• **Source extract**

※ ※ ※

Defending Taiwan Foreword by Kori Schake

This book grew out of the American Enterprise Institute (AEI) Foreign and Defense Policy team’s weekly conversations on issues of the day. In the fall of 2021, those conversations centered on comments by President Joe Biden that seemed to recast the American policy of ambiguity about Taiwanese independence and, further, state that the US was committed to the defense of Taiwan.1

As a community of scholars devoted to the principles of defending human dignity, expanding economic opportunity, and making the world a freer and safer place, we at AEI believe US policy rightly belongs on the side of people seeking freedom. We were concerned, however, that the president appeared not to know the fundamentals of his own administration’s policy, nor did he seem cognizant of his statements’ potential to unsettle the issue in ways that might endanger Taiwan. Moreover, in the aftermath of President Biden’s abandonment of Afghanistan, we worried he was provoking China without being genuinely committed to protecting Taiwan

The White House quickly released a statement to walk back the president’s comment: “The president was not announcing any change in our policy and there is no change in our policy”; this statement was reaffirmed by the secretary of defense and the State Department.2 We regret that no one in the administration took the opportunity to build public understanding on the issue of China’s threats to Taiwan and why Taiwan deserves America’s support and protection. That context will be essential for ensuring America has the diplomatic, economic, and military capability for preventing China from attacking Taiwan; rallying international support; and defending Taiwan should deterrence fail.

The vocation and great fun of think tank work is providing explanations and policy recommendations that shape public attitudes and administration policies. The chapters in this book have been written to do what the president has not: explain to Americans why the US should care about Taiwan’s sovereignty, what it means for the international order that has made us safe and prosperous if we do not defend the principles on which that order relies, and what it would take to successfully protect Taiwan from Chinese predation—either outright attack or subversions that might collapse its ability to defend itself.

※ ※ ※

• **Record list**
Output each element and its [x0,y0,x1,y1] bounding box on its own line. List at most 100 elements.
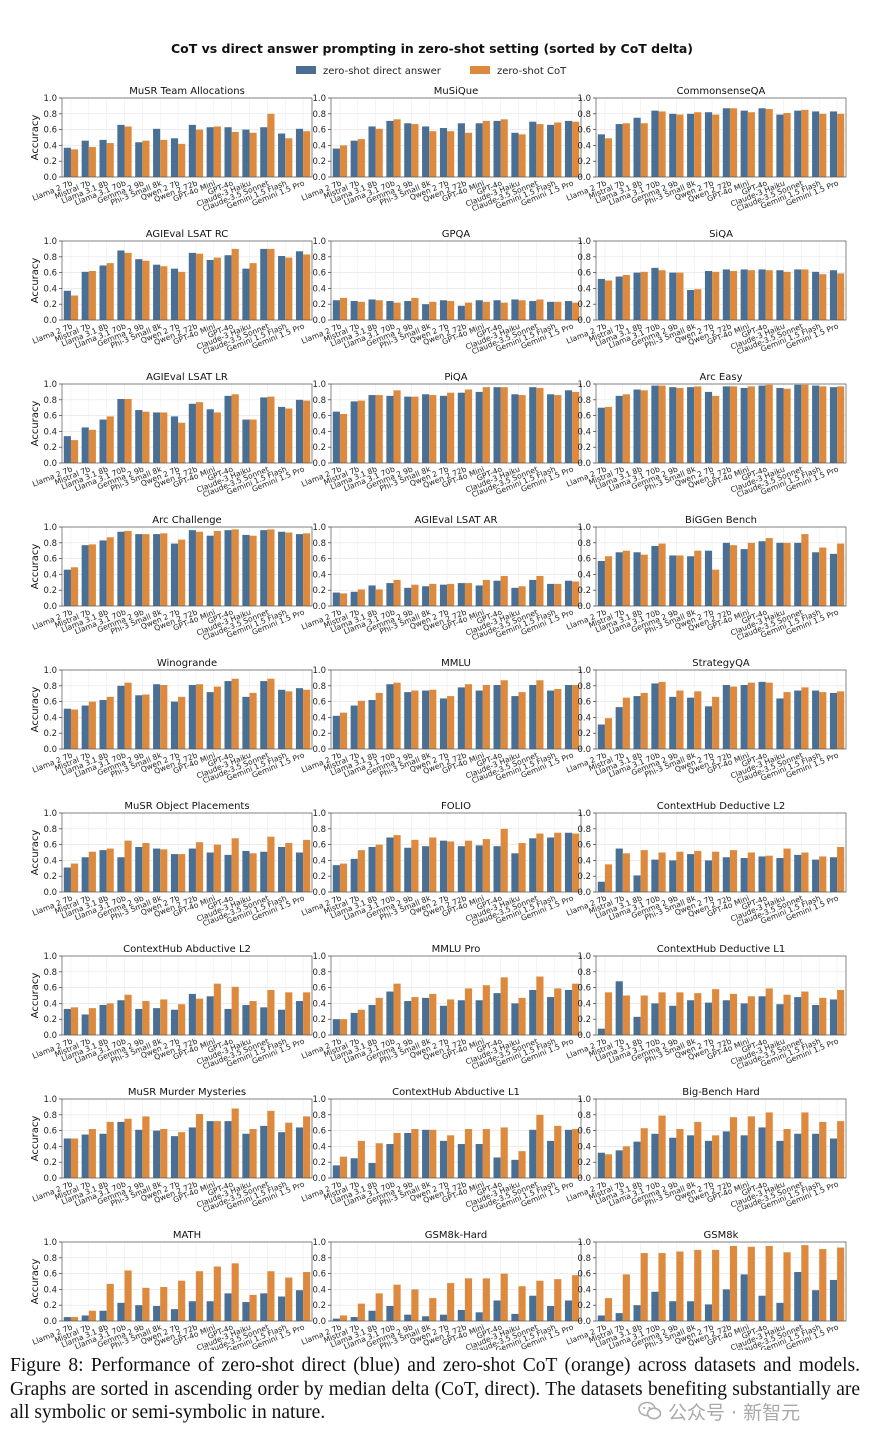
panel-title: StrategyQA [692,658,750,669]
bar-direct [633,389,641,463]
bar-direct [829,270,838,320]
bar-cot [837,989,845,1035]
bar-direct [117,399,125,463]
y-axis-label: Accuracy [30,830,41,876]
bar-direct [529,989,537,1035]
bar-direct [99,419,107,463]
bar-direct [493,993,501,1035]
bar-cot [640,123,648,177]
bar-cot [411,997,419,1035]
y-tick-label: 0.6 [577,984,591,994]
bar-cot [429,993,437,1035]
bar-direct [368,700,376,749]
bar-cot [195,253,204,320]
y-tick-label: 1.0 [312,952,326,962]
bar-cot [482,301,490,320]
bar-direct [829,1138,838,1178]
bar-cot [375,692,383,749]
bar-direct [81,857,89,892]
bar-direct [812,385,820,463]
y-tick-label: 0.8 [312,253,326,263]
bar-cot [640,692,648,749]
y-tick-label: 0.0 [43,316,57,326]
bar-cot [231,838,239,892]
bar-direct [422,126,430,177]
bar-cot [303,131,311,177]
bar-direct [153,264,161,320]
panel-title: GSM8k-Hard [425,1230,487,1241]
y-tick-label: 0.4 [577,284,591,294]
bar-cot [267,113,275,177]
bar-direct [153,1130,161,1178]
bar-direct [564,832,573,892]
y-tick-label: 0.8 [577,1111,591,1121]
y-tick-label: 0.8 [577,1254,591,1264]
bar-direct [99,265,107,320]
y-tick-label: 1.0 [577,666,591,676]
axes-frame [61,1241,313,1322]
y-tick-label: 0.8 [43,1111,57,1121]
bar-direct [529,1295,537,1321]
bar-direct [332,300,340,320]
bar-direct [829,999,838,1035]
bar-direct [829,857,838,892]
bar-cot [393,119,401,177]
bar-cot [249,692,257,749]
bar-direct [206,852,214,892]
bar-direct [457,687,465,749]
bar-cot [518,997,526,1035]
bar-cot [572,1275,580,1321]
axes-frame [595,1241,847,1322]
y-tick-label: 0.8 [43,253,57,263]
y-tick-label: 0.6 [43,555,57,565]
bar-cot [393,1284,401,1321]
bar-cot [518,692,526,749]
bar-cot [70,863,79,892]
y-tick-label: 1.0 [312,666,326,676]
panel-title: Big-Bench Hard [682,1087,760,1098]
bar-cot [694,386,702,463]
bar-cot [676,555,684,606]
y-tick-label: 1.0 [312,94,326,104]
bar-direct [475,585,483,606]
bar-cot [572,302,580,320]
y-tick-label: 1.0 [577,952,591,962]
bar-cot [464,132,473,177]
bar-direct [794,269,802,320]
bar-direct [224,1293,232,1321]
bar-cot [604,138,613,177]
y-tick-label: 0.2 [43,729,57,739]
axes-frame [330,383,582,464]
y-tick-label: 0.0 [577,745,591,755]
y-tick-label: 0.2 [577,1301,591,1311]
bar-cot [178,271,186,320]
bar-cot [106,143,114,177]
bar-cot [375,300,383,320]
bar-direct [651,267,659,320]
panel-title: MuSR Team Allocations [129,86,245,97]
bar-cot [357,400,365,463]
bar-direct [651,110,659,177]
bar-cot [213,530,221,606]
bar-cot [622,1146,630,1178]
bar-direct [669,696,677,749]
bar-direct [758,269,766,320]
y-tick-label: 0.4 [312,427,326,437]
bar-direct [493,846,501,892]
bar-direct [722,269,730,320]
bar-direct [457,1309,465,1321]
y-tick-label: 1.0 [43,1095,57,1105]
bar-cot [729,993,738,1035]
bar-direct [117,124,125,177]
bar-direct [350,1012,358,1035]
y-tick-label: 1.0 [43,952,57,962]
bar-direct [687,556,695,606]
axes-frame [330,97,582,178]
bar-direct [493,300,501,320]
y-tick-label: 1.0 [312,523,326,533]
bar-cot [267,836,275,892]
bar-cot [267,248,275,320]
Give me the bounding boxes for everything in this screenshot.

※ ※ ※

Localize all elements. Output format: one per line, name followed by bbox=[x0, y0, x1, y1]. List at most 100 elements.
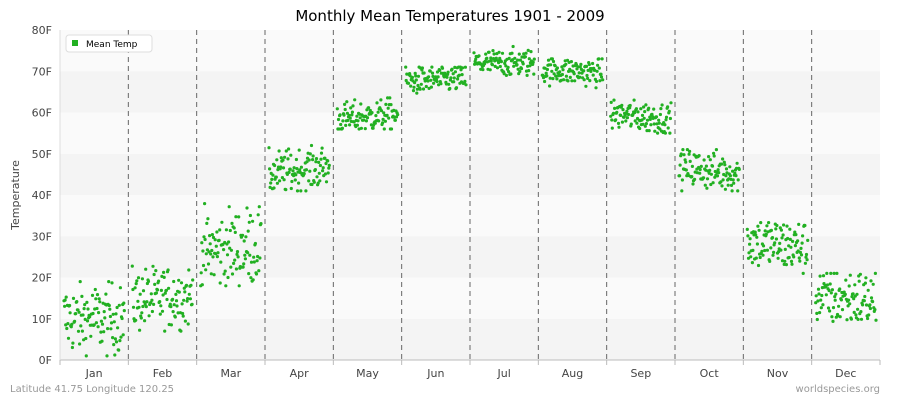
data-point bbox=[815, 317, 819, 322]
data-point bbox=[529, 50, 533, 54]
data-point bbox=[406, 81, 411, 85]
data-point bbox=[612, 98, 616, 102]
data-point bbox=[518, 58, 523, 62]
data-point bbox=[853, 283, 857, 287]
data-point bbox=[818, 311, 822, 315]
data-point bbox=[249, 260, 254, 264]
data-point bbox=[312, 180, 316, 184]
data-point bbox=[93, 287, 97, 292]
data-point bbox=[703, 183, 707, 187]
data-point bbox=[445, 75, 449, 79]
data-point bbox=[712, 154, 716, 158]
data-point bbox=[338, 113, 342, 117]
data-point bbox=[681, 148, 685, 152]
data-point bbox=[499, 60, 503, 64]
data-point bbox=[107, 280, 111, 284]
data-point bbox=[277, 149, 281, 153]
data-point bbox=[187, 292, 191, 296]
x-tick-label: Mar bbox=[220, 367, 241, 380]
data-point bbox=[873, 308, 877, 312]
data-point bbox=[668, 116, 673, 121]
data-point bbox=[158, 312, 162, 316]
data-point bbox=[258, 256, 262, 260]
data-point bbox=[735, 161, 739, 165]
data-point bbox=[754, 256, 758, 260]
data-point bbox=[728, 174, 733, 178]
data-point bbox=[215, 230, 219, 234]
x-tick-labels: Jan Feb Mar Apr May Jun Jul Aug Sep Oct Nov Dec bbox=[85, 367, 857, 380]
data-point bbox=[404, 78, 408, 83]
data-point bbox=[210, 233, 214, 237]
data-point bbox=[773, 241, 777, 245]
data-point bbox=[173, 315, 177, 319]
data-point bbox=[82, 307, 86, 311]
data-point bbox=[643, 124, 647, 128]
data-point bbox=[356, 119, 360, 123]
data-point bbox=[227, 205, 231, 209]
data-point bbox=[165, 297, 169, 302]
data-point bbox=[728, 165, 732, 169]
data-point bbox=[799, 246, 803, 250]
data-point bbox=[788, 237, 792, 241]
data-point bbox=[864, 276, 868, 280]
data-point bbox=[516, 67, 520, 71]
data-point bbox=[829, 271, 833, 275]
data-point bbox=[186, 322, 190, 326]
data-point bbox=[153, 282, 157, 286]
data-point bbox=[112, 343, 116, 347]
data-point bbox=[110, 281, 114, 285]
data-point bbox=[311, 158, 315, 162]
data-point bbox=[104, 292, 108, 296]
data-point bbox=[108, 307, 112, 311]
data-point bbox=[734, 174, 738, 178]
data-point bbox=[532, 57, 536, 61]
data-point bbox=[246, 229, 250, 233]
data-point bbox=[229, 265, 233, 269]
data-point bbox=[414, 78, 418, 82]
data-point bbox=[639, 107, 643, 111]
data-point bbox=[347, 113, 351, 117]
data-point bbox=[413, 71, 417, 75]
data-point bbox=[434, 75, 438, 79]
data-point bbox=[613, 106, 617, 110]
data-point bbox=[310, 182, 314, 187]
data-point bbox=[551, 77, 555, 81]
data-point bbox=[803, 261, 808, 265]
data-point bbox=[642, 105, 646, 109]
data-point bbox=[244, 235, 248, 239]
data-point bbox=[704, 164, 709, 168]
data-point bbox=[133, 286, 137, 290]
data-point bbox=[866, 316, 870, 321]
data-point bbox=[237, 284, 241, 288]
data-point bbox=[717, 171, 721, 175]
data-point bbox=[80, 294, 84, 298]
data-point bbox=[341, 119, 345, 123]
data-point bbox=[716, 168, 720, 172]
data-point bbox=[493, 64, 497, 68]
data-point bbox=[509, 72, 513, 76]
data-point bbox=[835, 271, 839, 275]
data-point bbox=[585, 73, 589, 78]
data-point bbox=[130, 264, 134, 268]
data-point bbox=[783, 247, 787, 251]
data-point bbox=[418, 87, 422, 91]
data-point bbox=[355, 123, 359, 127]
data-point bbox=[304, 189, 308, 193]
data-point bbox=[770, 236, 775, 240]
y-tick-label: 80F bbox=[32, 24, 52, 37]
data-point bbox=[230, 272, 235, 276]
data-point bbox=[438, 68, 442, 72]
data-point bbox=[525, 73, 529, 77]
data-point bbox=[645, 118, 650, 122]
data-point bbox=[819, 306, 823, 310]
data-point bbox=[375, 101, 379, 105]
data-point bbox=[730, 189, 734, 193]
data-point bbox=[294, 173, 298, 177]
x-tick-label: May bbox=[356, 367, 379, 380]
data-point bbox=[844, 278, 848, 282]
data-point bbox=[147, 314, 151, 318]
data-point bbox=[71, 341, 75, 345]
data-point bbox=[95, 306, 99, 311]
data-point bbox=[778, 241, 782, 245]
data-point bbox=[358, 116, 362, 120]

※ ※ ※

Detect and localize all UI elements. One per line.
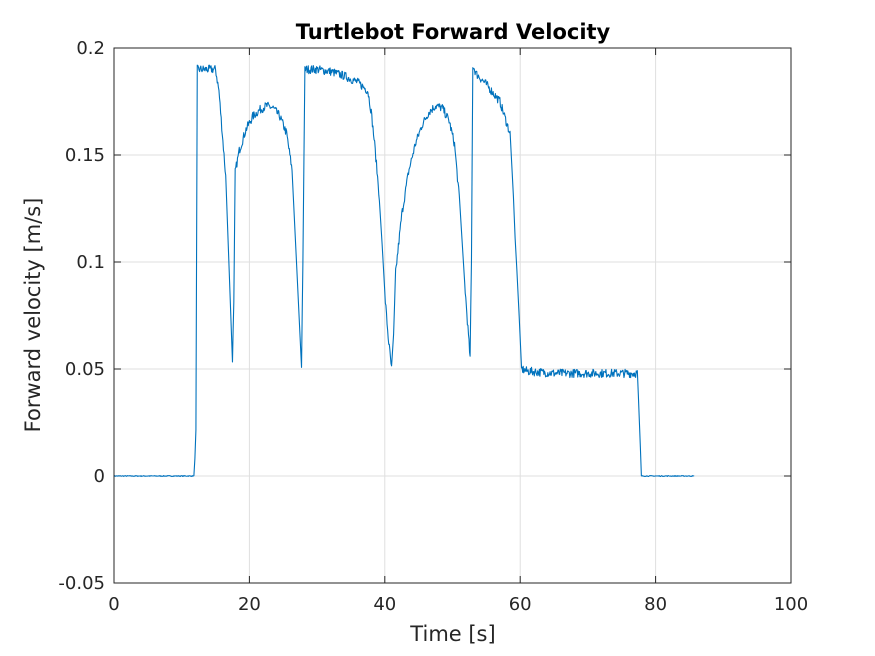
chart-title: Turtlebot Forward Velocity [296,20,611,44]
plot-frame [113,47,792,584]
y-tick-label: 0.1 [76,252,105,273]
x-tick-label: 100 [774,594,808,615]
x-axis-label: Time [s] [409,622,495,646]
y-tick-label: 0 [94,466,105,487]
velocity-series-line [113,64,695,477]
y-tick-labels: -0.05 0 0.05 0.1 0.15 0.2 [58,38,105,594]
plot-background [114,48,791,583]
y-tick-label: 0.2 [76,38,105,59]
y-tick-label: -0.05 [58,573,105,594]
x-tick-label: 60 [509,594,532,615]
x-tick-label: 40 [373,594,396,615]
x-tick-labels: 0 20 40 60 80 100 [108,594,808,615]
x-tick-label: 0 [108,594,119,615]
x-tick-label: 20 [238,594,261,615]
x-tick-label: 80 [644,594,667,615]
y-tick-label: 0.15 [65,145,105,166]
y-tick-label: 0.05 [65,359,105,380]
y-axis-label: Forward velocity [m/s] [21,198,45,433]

※ ※ ※

• **Short exercise**
List the principles that the foreword on defending Taiwan says the AEI community of scholars is devoted to. The records are separate material from the foreword on defending Taiwan.

• **Task answer**
- Defending human dignity
- Expanding economic opportunity
- Making the world a freer and safer place